[begin INFORMATION SHOWN]

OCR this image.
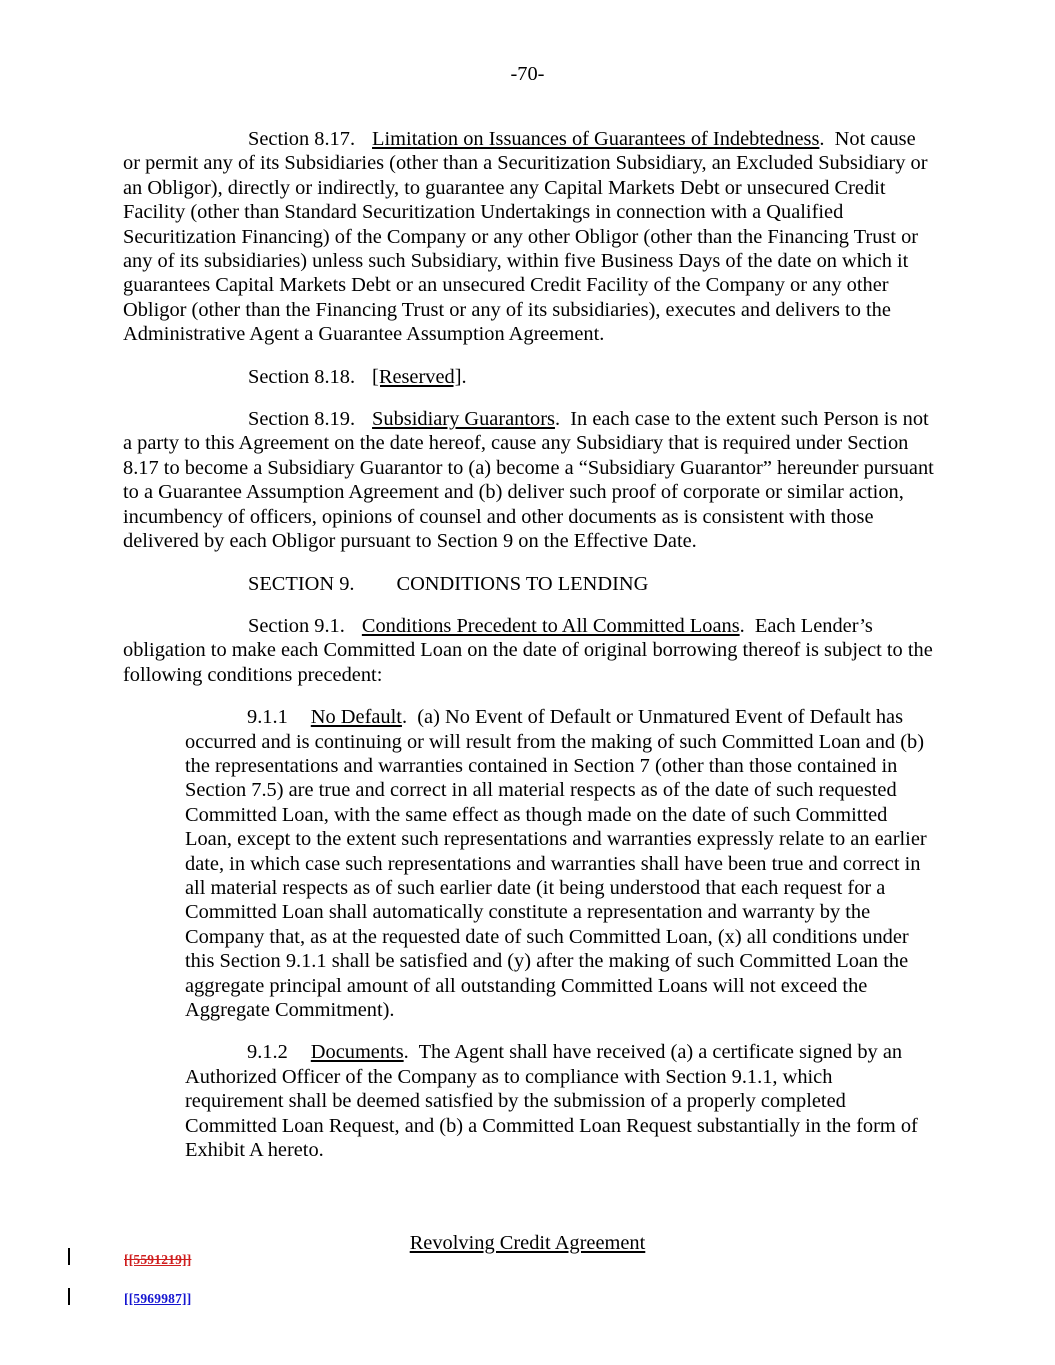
-70-

Section 8.17. Limitation on Issuances of Guarantees of Indebtedness.  Not cause or permit any of its Subsidiaries (other than a Securitization Subsidiary, an Excluded Subsidiary or an Obligor), directly or indirectly, to guarantee any Capital Markets Debt or unsecured Credit Facility (other than Standard Securitization Undertakings in connection with a Qualified Securitization Financing) of the Company or any other Obligor (other than the Financing Trust or any of its subsidiaries) unless such Subsidiary, within five Business Days of the date on which it guarantees Capital Markets Debt or an unsecured Credit Facility of the Company or any other Obligor (other than the Financing Trust or any of its subsidiaries), executes and delivers to the Administrative Agent a Guarantee Assumption Agreement.

Section 8.18. [Reserved].

Section 8.19. Subsidiary Guarantors.  In each case to the extent such Person is not a party to this Agreement on the date hereof, cause any Subsidiary that is required under Section 8.17 to become a Subsidiary Guarantor to (a) become a “Subsidiary Guarantor” hereunder pursuant to a Guarantee Assumption Agreement and (b) deliver such proof of corporate or similar action, incumbency of officers, opinions of counsel and other documents as is consistent with those delivered by each Obligor pursuant to Section 9 on the Effective Date.

SECTION 9. CONDITIONS TO LENDING

Section 9.1. Conditions Precedent to All Committed Loans.  Each Lender’s obligation to make each Committed Loan on the date of original borrowing thereof is subject to the following conditions precedent:

9.1.1 No Default.  (a) No Event of Default or Unmatured Event of Default has occurred and is continuing or will result from the making of such Committed Loan and (b) the representations and warranties contained in Section 7 (other than those contained in Section 7.5) are true and correct in all material respects as of the date of such requested Committed Loan, with the same effect as though made on the date of such Committed Loan, except to the extent such representations and warranties expressly relate to an earlier date, in which case such representations and warranties shall have been true and correct in all material respects as of such earlier date (it being understood that each request for a Committed Loan shall automatically constitute a representation and warranty by the Company that, as at the requested date of such Committed Loan, (x) all conditions under this Section 9.1.1 shall be satisfied and (y) after the making of such Committed Loan the aggregate principal amount of all outstanding Committed Loans will not exceed the Aggregate Commitment).

9.1.2 Documents.  The Agent shall have received (a) a certificate signed by an Authorized Officer of the Company as to compliance with Section 9.1.1, which requirement shall be deemed satisfied by the submission of a properly completed Committed Loan Request, and (b) a Committed Loan Request substantially in the form of Exhibit A hereto.

Revolving Credit Agreement
[[5591219]]
[[5969987]]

[end INFORMATION SHOWN]

SHORT PROBLEM:
Search the data for "Credit". Copy every matching line.

TASK RESULT:
Section 8.17. Limitation on Issuances of Guarantees of Indebtedness.  Not cause or permit any of its Subsidiaries (other than a Securitization Subsidiary, an Excluded Subsidiary or an Obligor), directly or indirectly, to guarantee any Capital Markets Debt or unsecured Credit Facility (other than Standard Securitization Undertakings in connection with a Qualified Securitization Financing) of the Company or any other Obligor (other than the Financing Trust or any of its subsidiaries) unless such Subsidiary, within five Business Days of the date on which it guarantees Capital Markets Debt or an unsecured Credit Facility of the Company or any other Obligor (other than the Financing Trust or any of its subsidiaries), executes and delivers to the Administrative Agent a Guarantee Assumption Agreement.
Revolving Credit Agreement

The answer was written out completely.